» **WORK TO DO**
Every line below must be reproduced exactly. Copy them all.

+++ GIVEN DATA

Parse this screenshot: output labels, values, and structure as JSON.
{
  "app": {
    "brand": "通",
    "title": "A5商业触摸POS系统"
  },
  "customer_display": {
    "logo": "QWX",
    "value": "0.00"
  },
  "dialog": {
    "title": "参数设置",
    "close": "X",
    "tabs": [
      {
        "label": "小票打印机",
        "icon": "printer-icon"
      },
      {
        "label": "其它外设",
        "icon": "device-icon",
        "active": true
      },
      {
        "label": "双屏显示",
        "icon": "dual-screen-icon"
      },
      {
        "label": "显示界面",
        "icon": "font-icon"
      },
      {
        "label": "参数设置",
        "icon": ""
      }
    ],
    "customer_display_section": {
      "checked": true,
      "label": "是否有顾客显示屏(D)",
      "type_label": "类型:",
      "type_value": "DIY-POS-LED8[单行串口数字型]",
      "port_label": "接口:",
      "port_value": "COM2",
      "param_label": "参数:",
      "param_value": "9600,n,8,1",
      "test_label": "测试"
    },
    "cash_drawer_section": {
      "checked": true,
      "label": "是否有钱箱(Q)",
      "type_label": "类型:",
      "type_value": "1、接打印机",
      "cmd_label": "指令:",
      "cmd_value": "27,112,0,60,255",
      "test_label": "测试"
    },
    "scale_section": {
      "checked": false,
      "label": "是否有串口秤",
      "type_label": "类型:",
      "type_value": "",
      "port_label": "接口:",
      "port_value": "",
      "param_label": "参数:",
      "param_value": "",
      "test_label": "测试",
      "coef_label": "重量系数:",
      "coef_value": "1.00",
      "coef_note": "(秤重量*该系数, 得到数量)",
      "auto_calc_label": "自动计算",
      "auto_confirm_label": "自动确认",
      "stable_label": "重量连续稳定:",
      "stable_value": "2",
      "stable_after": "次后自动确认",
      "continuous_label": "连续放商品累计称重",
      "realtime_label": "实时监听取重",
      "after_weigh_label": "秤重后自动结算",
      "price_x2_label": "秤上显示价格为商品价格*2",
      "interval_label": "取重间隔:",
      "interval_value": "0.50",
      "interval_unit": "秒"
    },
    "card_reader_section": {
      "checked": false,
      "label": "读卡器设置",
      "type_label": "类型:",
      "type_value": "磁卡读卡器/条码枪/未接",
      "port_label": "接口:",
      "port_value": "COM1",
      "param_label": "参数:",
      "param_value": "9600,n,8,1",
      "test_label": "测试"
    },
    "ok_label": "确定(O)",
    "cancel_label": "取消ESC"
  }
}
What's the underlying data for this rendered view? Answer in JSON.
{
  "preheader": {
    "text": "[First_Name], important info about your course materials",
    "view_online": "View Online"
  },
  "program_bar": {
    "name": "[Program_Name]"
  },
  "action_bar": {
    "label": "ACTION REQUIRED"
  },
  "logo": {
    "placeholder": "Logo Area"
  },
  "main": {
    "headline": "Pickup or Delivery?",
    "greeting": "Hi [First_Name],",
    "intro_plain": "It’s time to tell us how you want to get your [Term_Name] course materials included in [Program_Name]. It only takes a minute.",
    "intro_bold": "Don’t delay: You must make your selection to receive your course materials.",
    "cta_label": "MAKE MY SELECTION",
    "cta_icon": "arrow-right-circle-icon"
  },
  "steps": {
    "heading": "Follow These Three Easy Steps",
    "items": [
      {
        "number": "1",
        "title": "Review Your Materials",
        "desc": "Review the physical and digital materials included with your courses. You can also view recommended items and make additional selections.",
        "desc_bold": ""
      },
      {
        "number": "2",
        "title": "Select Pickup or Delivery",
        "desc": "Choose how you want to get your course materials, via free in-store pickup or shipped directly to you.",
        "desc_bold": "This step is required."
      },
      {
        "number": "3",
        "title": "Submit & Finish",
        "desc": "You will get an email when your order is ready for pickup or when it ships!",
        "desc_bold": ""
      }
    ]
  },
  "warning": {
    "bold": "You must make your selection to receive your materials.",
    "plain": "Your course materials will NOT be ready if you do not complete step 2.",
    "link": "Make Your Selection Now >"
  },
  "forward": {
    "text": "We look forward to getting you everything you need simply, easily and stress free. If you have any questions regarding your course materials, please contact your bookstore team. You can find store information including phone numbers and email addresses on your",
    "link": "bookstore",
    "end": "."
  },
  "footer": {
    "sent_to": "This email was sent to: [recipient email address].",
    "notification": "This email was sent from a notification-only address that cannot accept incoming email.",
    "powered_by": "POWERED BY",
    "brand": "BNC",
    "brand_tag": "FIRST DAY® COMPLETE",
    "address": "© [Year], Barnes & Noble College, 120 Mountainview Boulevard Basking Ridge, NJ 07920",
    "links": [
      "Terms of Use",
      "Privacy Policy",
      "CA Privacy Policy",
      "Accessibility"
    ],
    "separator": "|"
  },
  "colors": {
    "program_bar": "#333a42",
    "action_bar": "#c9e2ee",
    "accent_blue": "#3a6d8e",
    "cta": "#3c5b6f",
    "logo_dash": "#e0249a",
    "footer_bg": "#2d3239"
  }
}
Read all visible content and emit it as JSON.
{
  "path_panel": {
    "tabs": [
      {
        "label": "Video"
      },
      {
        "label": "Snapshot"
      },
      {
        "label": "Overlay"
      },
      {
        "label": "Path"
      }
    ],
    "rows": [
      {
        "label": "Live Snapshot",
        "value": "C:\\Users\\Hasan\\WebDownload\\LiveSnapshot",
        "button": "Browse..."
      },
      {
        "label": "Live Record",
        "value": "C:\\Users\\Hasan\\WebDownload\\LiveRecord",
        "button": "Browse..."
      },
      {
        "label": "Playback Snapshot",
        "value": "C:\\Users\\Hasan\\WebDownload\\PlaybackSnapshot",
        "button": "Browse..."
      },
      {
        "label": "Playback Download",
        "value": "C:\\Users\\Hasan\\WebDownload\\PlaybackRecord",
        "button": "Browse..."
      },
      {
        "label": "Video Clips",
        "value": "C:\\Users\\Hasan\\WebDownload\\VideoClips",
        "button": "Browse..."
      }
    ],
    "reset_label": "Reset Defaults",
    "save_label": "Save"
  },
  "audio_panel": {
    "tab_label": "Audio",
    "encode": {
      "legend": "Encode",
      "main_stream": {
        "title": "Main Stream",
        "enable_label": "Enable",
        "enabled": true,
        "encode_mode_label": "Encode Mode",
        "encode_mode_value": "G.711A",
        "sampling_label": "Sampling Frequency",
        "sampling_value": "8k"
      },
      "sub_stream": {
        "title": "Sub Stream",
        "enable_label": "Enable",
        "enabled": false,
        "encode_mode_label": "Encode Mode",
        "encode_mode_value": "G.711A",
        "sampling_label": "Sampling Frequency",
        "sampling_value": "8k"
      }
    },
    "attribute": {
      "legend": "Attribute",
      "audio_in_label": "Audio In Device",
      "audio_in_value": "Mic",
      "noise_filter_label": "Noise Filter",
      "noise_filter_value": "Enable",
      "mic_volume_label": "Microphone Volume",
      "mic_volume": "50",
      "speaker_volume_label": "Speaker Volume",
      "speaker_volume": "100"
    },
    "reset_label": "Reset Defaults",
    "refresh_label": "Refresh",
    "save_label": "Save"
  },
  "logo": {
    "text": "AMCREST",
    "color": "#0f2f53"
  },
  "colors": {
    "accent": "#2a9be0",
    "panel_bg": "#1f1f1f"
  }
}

++++++

» **COMPLETED TASK**
Parse this screenshot: output labels, values, and structure as JSON.
{
  "app": {
    "brand": "通",
    "title": "A5商业触摸POS系统"
  },
  "customer_display": {
    "logo": "QWX",
    "value": "0.00"
  },
  "dialog": {
    "title": "参数设置",
    "close": "X",
    "tabs": [
      {
        "label": "小票打印机",
        "icon": "printer-icon"
      },
      {
        "label": "其它外设",
        "icon": "device-icon",
        "active": true
      },
      {
        "label": "双屏显示",
        "icon": "dual-screen-icon"
      },
      {
        "label": "显示界面",
        "icon": "font-icon"
      },
      {
        "label": "参数设置",
        "icon": ""
      }
    ],
    "customer_display_section": {
      "checked": true,
      "label": "是否有顾客显示屏(D)",
      "type_label": "类型:",
      "type_value": "DIY-POS-LED8[单行串口数字型]",
      "port_label": "接口:",
      "port_value": "COM2",
      "param_label": "参数:",
      "param_value": "9600,n,8,1",
      "test_label": "测试"
    },
    "cash_drawer_section": {
      "checked": true,
      "label": "是否有钱箱(Q)",
      "type_label": "类型:",
      "type_value": "1、接打印机",
      "cmd_label": "指令:",
      "cmd_value": "27,112,0,60,255",
      "test_label": "测试"
    },
    "scale_section": {
      "checked": false,
      "label": "是否有串口秤",
      "type_label": "类型:",
      "type_value": "",
      "port_label": "接口:",
      "port_value": "",
      "param_label": "参数:",
      "param_value": "",
      "test_label": "测试",
      "coef_label": "重量系数:",
      "coef_value": "1.00",
      "coef_note": "(秤重量*该系数, 得到数量)",
      "auto_calc_label": "自动计算",
      "auto_confirm_label": "自动确认",
      "stable_label": "重量连续稳定:",
      "stable_value": "2",
      "stable_after": "次后自动确认",
      "continuous_label": "连续放商品累计称重",
      "realtime_label": "实时监听取重",
      "after_weigh_label": "秤重后自动结算",
      "price_x2_label": "秤上显示价格为商品价格*2",
      "interval_label": "取重间隔:",
      "interval_value": "0.50",
      "interval_unit": "秒"
    },
    "card_reader_section": {
      "checked": false,
      "label": "读卡器设置",
      "type_label": "类型:",
      "type_value": "磁卡读卡器/条码枪/未接",
      "port_label": "接口:",
      "port_value": "COM1",
      "param_label": "参数:",
      "param_value": "9600,n,8,1",
      "test_label": "测试"
    },
    "ok_label": "确定(O)",
    "cancel_label": "取消ESC"
  }
}
What's the underlying data for this rendered view? Answer in JSON.
{
  "preheader": {
    "text": "[First_Name], important info about your course materials",
    "view_online": "View Online"
  },
  "program_bar": {
    "name": "[Program_Name]"
  },
  "action_bar": {
    "label": "ACTION REQUIRED"
  },
  "logo": {
    "placeholder": "Logo Area"
  },
  "main": {
    "headline": "Pickup or Delivery?",
    "greeting": "Hi [First_Name],",
    "intro_plain": "It’s time to tell us how you want to get your [Term_Name] course materials included in [Program_Name]. It only takes a minute.",
    "intro_bold": "Don’t delay: You must make your selection to receive your course materials.",
    "cta_label": "MAKE MY SELECTION",
    "cta_icon": "arrow-right-circle-icon"
  },
  "steps": {
    "heading": "Follow These Three Easy Steps",
    "items": [
      {
        "number": "1",
        "title": "Review Your Materials",
        "desc": "Review the physical and digital materials included with your courses. You can also view recommended items and make additional selections.",
        "desc_bold": ""
      },
      {
        "number": "2",
        "title": "Select Pickup or Delivery",
        "desc": "Choose how you want to get your course materials, via free in-store pickup or shipped directly to you.",
        "desc_bold": "This step is required."
      },
      {
        "number": "3",
        "title": "Submit & Finish",
        "desc": "You will get an email when your order is ready for pickup or when it ships!",
        "desc_bold": ""
      }
    ]
  },
  "warning": {
    "bold": "You must make your selection to receive your materials.",
    "plain": "Your course materials will NOT be ready if you do not complete step 2.",
    "link": "Make Your Selection Now >"
  },
  "forward": {
    "text": "We look forward to getting you everything you need simply, easily and stress free. If you have any questions regarding your course materials, please contact your bookstore team. You can find store information including phone numbers and email addresses on your",
    "link": "bookstore",
    "end": "."
  },
  "footer": {
    "sent_to": "This email was sent to: [recipient email address].",
    "notification": "This email was sent from a notification-only address that cannot accept incoming email.",
    "powered_by": "POWERED BY",
    "brand": "BNC",
    "brand_tag": "FIRST DAY® COMPLETE",
    "address": "© [Year], Barnes & Noble College, 120 Mountainview Boulevard Basking Ridge, NJ 07920",
    "links": [
      "Terms of Use",
      "Privacy Policy",
      "CA Privacy Policy",
      "Accessibility"
    ],
    "separator": "|"
  },
  "colors": {
    "program_bar": "#333a42",
    "action_bar": "#c9e2ee",
    "accent_blue": "#3a6d8e",
    "cta": "#3c5b6f",
    "logo_dash": "#e0249a",
    "footer_bg": "#2d3239"
  }
}
Read all visible content and emit it as JSON.
{
  "path_panel": {
    "tabs": [
      {
        "label": "Video"
      },
      {
        "label": "Snapshot"
      },
      {
        "label": "Overlay"
      },
      {
        "label": "Path"
      }
    ],
    "rows": [
      {
        "label": "Live Snapshot",
        "value": "C:\\Users\\Hasan\\WebDownload\\LiveSnapshot",
        "button": "Browse..."
      },
      {
        "label": "Live Record",
        "value": "C:\\Users\\Hasan\\WebDownload\\LiveRecord",
        "button": "Browse..."
      },
      {
        "label": "Playback Snapshot",
        "value": "C:\\Users\\Hasan\\WebDownload\\PlaybackSnapshot",
        "button": "Browse..."
      },
      {
        "label": "Playback Download",
        "value": "C:\\Users\\Hasan\\WebDownload\\PlaybackRecord",
        "button": "Browse..."
      },
      {
        "label": "Video Clips",
        "value": "C:\\Users\\Hasan\\WebDownload\\VideoClips",
        "button": "Browse..."
      }
    ],
    "reset_label": "Reset Defaults",
    "save_label": "Save"
  },
  "audio_panel": {
    "tab_label": "Audio",
    "encode": {
      "legend": "Encode",
      "main_stream": {
        "title": "Main Stream",
        "enable_label": "Enable",
        "enabled": true,
        "encode_mode_label": "Encode Mode",
        "encode_mode_value": "G.711A",
        "sampling_label": "Sampling Frequency",
        "sampling_value": "8k"
      },
      "sub_stream": {
        "title": "Sub Stream",
        "enable_label": "Enable",
        "enabled": false,
        "encode_mode_label": "Encode Mode",
        "encode_mode_value": "G.711A",
        "sampling_label": "Sampling Frequency",
        "sampling_value": "8k"
      }
    },
    "attribute": {
      "legend": "Attribute",
      "audio_in_label": "Audio In Device",
      "audio_in_value": "Mic",
      "noise_filter_label": "Noise Filter",
      "noise_filter_value": "Enable",
      "mic_volume_label": "Microphone Volume",
      "mic_volume": "50",
      "speaker_volume_label": "Speaker Volume",
      "speaker_volume": "100"
    },
    "reset_label": "Reset Defaults",
    "refresh_label": "Refresh",
    "save_label": "Save"
  },
  "logo": {
    "text": "AMCREST",
    "color": "#0f2f53"
  },
  "colors": {
    "accent": "#2a9be0",
    "panel_bg": "#1f1f1f"
  }
}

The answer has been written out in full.